**Consigne A:** Recopiez le passage de l'extrait sur Mutafukaz compris entre « Un extrait de » et « bagues aux dents... », bornes incluses.
**Consigne B:** Pour chacune des affirmations suivantes, indiquez par oui ou par non si elle concorde avec l'extrait sur Mutafukaz, et citez à l'identique les mots qui le prouvent. (i) Des éditeurs ont affirmé que personne ne pouvait s'identifier au personnage Angelino. (ii) Les autres personnages de la ville sont présentés comme plus sympathiques que les trois losers. (iii) Dessiner les trois losers en marge graphique visait à les rendre plus sympathiques.

**Extrait:**
══════════
Un extrait de "Mutafukaz T3"
©RUN/Ankama Editions

Oui, nous avons un héros en anti-matière, un Ghost Rider en "Super déformé", et une chauve-souris...

J’ai toujours eu un problème avec les pseudo-héros, comme le gendre idéal qui va sauver le monde. Le but était de trouver, dans cet univers complètement hermétique, cloisonné, des personnages sympathiques, avec lesquels on peut un minimum s’identifier. Avant, les éditeurs me disaient : "Le problème avec ton personnage Angelino, c’est que personne ne peut s’identifier à lui". Moi, je trouve que c’est tout le contraire, tout le monde peut s’identifier à Angelino, à Vinz, ou à Willy.

Oui, tout le monde a eu des bagues aux dents...

Tout le monde a eu des bagues aux dents, ou bien des flammes sur la tête (rires) Je pense que c’est plus facile de s’identifier à ces trois losers, qu’au reste des personnages qu’il y a dans la ville. Donc le fait de les dessiner en marge graphique, était une manière pour moi de les rendre plus sympathiques, parce que tous les autres, dans la ville, ne le sont pas du tout.
══════════
**Entrées de données:**
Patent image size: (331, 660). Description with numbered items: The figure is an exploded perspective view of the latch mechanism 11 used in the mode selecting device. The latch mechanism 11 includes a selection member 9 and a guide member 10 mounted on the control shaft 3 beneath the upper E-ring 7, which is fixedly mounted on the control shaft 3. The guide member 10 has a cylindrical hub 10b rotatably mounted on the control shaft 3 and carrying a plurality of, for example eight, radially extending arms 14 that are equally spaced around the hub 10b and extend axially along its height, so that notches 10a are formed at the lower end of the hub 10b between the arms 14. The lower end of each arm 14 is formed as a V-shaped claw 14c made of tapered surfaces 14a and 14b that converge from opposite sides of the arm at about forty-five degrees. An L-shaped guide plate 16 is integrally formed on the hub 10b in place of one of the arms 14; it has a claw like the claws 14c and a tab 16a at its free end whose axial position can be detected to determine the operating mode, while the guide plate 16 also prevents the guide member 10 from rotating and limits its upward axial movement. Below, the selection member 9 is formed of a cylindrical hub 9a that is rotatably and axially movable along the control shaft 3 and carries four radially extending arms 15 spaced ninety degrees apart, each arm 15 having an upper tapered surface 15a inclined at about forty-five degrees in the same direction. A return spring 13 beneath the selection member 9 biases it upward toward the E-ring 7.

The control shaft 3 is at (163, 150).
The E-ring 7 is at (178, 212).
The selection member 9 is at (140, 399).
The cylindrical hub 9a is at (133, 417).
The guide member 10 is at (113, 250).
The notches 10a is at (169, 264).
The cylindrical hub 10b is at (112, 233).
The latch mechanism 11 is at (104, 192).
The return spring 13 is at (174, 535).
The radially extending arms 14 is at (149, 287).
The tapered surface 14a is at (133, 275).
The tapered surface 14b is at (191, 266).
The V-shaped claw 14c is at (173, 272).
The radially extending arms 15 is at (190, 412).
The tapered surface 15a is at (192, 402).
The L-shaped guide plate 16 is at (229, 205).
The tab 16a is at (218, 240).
══════════
**Réponse A:**
Un extrait de "Mutafukaz T3"
©RUN/Ankama Editions

Oui, nous avons un héros en anti-matière, un Ghost Rider en "Super déformé", et une chauve-souris...

J’ai toujours eu un problème avec les pseudo-héros, comme le gendre idéal qui va sauver le monde. Le but était de trouver, dans cet univers complètement hermétique, cloisonné, des personnages sympathiques, avec lesquels on peut un minimum s’identifier. Avant, les éditeurs me disaient : "Le problème avec ton personnage Angelino, c’est que personne ne peut s’identifier à lui". Moi, je trouve que c’est tout le contraire, tout le monde peut s’identifier à Angelino, à Vinz, ou à Willy.

Oui, tout le monde a eu des bagues aux dents...

**Réponse B:**
(i) Oui : « Le problème avec ton personnage Angelino, c’est que personne ne peut s’identifier à lui ».
(ii) Non : « parce que tous les autres, dans la ville, ne le sont pas du tout ».
(iii) Oui : « le fait de les dessiner en marge graphique, était une manière pour moi de les rendre plus sympathiques ».